-- START --
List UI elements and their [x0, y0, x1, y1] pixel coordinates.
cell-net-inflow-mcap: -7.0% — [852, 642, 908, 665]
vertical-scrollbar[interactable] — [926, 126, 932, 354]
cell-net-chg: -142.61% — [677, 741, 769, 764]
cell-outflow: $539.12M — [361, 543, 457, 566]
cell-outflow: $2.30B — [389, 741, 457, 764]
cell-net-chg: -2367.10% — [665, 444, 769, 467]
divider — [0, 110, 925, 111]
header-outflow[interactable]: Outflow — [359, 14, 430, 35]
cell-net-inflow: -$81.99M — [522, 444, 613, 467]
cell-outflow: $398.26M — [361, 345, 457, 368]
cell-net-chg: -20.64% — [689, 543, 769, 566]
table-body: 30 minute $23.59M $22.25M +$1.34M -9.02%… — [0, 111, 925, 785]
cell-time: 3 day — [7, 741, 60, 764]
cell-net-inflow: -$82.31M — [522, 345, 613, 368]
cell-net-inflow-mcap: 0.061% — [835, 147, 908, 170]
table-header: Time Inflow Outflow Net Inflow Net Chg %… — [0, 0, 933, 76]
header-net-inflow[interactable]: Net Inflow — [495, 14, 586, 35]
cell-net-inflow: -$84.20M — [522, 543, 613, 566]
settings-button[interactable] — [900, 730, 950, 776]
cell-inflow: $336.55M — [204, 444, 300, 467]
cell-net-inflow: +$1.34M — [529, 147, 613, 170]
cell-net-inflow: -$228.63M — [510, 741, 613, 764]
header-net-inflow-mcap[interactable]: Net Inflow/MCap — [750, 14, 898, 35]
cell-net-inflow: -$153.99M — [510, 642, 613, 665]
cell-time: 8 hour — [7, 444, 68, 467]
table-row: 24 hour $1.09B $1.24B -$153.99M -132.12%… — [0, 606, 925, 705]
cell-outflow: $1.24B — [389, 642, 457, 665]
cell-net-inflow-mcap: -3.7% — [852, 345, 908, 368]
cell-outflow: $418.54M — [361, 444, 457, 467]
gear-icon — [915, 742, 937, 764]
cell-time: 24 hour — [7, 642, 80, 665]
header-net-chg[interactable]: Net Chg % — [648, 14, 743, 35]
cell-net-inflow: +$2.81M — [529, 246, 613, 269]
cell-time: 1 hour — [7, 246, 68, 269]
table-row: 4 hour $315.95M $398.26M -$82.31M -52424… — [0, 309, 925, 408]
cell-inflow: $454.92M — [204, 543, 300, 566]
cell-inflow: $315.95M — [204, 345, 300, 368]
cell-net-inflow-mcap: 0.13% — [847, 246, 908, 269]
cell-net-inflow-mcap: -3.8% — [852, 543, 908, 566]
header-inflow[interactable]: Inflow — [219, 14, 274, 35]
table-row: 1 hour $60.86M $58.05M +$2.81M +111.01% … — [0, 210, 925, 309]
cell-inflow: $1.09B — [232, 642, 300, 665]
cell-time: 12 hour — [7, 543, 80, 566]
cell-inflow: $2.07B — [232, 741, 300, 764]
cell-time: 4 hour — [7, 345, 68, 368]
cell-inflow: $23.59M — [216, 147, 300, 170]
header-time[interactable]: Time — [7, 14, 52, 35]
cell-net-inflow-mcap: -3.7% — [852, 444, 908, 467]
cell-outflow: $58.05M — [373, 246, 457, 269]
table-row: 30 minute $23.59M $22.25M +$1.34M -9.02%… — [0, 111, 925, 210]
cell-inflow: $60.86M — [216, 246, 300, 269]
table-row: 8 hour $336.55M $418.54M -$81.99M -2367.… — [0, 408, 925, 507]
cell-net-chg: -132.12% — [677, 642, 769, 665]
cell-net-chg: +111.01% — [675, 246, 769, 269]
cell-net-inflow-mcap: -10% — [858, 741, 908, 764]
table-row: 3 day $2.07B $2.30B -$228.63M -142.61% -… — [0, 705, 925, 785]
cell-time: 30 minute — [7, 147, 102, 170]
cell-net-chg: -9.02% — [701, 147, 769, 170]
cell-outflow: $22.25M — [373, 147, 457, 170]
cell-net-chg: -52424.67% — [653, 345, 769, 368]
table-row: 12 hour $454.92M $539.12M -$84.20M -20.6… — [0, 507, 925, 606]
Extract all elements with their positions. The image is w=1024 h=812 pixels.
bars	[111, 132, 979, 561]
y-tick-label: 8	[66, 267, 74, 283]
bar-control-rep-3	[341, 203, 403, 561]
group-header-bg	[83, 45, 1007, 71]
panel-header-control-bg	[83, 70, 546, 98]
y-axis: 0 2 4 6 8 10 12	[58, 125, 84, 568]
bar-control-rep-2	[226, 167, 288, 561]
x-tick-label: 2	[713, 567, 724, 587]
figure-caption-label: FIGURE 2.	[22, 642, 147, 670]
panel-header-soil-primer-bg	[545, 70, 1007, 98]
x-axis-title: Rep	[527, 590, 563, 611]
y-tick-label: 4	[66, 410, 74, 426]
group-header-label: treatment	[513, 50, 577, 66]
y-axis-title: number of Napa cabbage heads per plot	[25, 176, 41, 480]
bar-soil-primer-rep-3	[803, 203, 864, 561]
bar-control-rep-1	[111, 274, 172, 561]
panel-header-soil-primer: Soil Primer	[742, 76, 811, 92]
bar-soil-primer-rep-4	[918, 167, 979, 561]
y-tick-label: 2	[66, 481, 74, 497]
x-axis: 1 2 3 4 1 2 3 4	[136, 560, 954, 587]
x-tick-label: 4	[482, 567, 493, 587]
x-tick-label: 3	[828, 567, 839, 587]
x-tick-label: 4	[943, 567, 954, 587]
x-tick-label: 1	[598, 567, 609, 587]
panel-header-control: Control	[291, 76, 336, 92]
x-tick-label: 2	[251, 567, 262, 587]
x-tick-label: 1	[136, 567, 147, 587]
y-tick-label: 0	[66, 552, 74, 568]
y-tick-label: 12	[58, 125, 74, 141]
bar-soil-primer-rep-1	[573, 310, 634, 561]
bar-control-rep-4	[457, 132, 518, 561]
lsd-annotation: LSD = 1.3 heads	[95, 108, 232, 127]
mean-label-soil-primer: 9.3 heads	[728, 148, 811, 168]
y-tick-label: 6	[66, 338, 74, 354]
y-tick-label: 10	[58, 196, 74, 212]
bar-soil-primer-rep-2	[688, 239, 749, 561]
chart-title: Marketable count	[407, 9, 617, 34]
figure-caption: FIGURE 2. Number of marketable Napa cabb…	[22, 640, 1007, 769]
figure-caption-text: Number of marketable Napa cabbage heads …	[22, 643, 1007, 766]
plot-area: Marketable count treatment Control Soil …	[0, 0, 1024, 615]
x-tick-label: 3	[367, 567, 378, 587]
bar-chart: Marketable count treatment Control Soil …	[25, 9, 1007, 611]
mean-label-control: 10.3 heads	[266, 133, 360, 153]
-- END --
→ **WORK TO BE COMPLETED**:
Copy all of the material above, reproducing each line without any change.

→ **FULL SOLUTION**:
List UI elements and their [x0, y0, x1, y1] pixel coordinates.
cell-net-inflow-mcap: -7.0% — [852, 642, 908, 665]
vertical-scrollbar[interactable] — [926, 126, 932, 354]
cell-net-chg: -142.61% — [677, 741, 769, 764]
cell-outflow: $539.12M — [361, 543, 457, 566]
cell-outflow: $2.30B — [389, 741, 457, 764]
cell-net-chg: -2367.10% — [665, 444, 769, 467]
divider — [0, 110, 925, 111]
header-outflow[interactable]: Outflow — [359, 14, 430, 35]
cell-net-inflow: -$81.99M — [522, 444, 613, 467]
cell-outflow: $398.26M — [361, 345, 457, 368]
cell-net-chg: -20.64% — [689, 543, 769, 566]
table-body: 30 minute $23.59M $22.25M +$1.34M -9.02%… — [0, 111, 925, 785]
cell-time: 3 day — [7, 741, 60, 764]
cell-net-inflow: -$82.31M — [522, 345, 613, 368]
cell-net-inflow-mcap: 0.061% — [835, 147, 908, 170]
table-header: Time Inflow Outflow Net Inflow Net Chg %… — [0, 0, 933, 76]
header-net-inflow[interactable]: Net Inflow — [495, 14, 586, 35]
cell-net-inflow: -$84.20M — [522, 543, 613, 566]
settings-button[interactable] — [900, 730, 950, 776]
cell-inflow: $336.55M — [204, 444, 300, 467]
cell-net-inflow: +$1.34M — [529, 147, 613, 170]
cell-net-inflow: -$228.63M — [510, 741, 613, 764]
header-net-inflow-mcap[interactable]: Net Inflow/MCap — [750, 14, 898, 35]
cell-net-inflow: -$153.99M — [510, 642, 613, 665]
cell-time: 8 hour — [7, 444, 68, 467]
table-row: 24 hour $1.09B $1.24B -$153.99M -132.12%… — [0, 606, 925, 705]
cell-outflow: $1.24B — [389, 642, 457, 665]
cell-net-inflow-mcap: -3.7% — [852, 345, 908, 368]
cell-outflow: $418.54M — [361, 444, 457, 467]
gear-icon — [915, 742, 937, 764]
cell-time: 24 hour — [7, 642, 80, 665]
header-net-chg[interactable]: Net Chg % — [648, 14, 743, 35]
cell-net-inflow: +$2.81M — [529, 246, 613, 269]
cell-time: 1 hour — [7, 246, 68, 269]
table-row: 4 hour $315.95M $398.26M -$82.31M -52424… — [0, 309, 925, 408]
cell-inflow: $454.92M — [204, 543, 300, 566]
cell-inflow: $315.95M — [204, 345, 300, 368]
cell-net-inflow-mcap: 0.13% — [847, 246, 908, 269]
cell-net-inflow-mcap: -3.8% — [852, 543, 908, 566]
header-inflow[interactable]: Inflow — [219, 14, 274, 35]
table-row: 1 hour $60.86M $58.05M +$2.81M +111.01% … — [0, 210, 925, 309]
cell-inflow: $1.09B — [232, 642, 300, 665]
cell-time: 12 hour — [7, 543, 80, 566]
cell-inflow: $2.07B — [232, 741, 300, 764]
cell-time: 4 hour — [7, 345, 68, 368]
cell-inflow: $23.59M — [216, 147, 300, 170]
header-time[interactable]: Time — [7, 14, 52, 35]
cell-net-inflow-mcap: -3.7% — [852, 444, 908, 467]
cell-outflow: $58.05M — [373, 246, 457, 269]
table-row: 30 minute $23.59M $22.25M +$1.34M -9.02%… — [0, 111, 925, 210]
cell-inflow: $60.86M — [216, 246, 300, 269]
table-row: 8 hour $336.55M $418.54M -$81.99M -2367.… — [0, 408, 925, 507]
cell-net-chg: -132.12% — [677, 642, 769, 665]
cell-net-chg: +111.01% — [675, 246, 769, 269]
cell-net-inflow-mcap: -10% — [858, 741, 908, 764]
table-row: 3 day $2.07B $2.30B -$228.63M -142.61% -… — [0, 705, 925, 785]
cell-time: 30 minute — [7, 147, 102, 170]
cell-net-chg: -9.02% — [701, 147, 769, 170]
cell-outflow: $22.25M — [373, 147, 457, 170]
cell-net-chg: -52424.67% — [653, 345, 769, 368]
table-row: 12 hour $454.92M $539.12M -$84.20M -20.6… — [0, 507, 925, 606]
Extract all elements with their positions. The image is w=1024 h=812 pixels.
bars	[111, 132, 979, 561]
y-tick-label: 8	[66, 267, 74, 283]
bar-control-rep-3	[341, 203, 403, 561]
group-header-bg	[83, 45, 1007, 71]
panel-header-control-bg	[83, 70, 546, 98]
y-axis: 0 2 4 6 8 10 12	[58, 125, 84, 568]
bar-control-rep-2	[226, 167, 288, 561]
x-tick-label: 2	[713, 567, 724, 587]
figure-caption-label: FIGURE 2.	[22, 642, 147, 670]
panel-header-soil-primer-bg	[545, 70, 1007, 98]
x-axis-title: Rep	[527, 590, 563, 611]
y-tick-label: 4	[66, 410, 74, 426]
group-header-label: treatment	[513, 50, 577, 66]
y-axis-title: number of Napa cabbage heads per plot	[25, 176, 41, 480]
bar-soil-primer-rep-3	[803, 203, 864, 561]
bar-control-rep-1	[111, 274, 172, 561]
panel-header-soil-primer: Soil Primer	[742, 76, 811, 92]
bar-soil-primer-rep-4	[918, 167, 979, 561]
y-tick-label: 2	[66, 481, 74, 497]
x-axis: 1 2 3 4 1 2 3 4	[136, 560, 954, 587]
x-tick-label: 4	[482, 567, 493, 587]
x-tick-label: 3	[828, 567, 839, 587]
x-tick-label: 4	[943, 567, 954, 587]
x-tick-label: 1	[598, 567, 609, 587]
panel-header-control: Control	[291, 76, 336, 92]
x-tick-label: 2	[251, 567, 262, 587]
x-tick-label: 1	[136, 567, 147, 587]
y-tick-label: 0	[66, 552, 74, 568]
y-tick-label: 12	[58, 125, 74, 141]
bar-soil-primer-rep-1	[573, 310, 634, 561]
bar-control-rep-4	[457, 132, 518, 561]
lsd-annotation: LSD = 1.3 heads	[95, 108, 232, 127]
mean-label-soil-primer: 9.3 heads	[728, 148, 811, 168]
y-tick-label: 6	[66, 338, 74, 354]
y-tick-label: 10	[58, 196, 74, 212]
bar-soil-primer-rep-2	[688, 239, 749, 561]
chart-title: Marketable count	[407, 9, 617, 34]
figure-caption: FIGURE 2. Number of marketable Napa cabb…	[22, 640, 1007, 769]
figure-caption-text: Number of marketable Napa cabbage heads …	[22, 643, 1007, 766]
plot-area: Marketable count treatment Control Soil …	[0, 0, 1024, 615]
x-tick-label: 3	[367, 567, 378, 587]
bar-chart: Marketable count treatment Control Soil …	[25, 9, 1007, 611]
mean-label-control: 10.3 heads	[266, 133, 360, 153]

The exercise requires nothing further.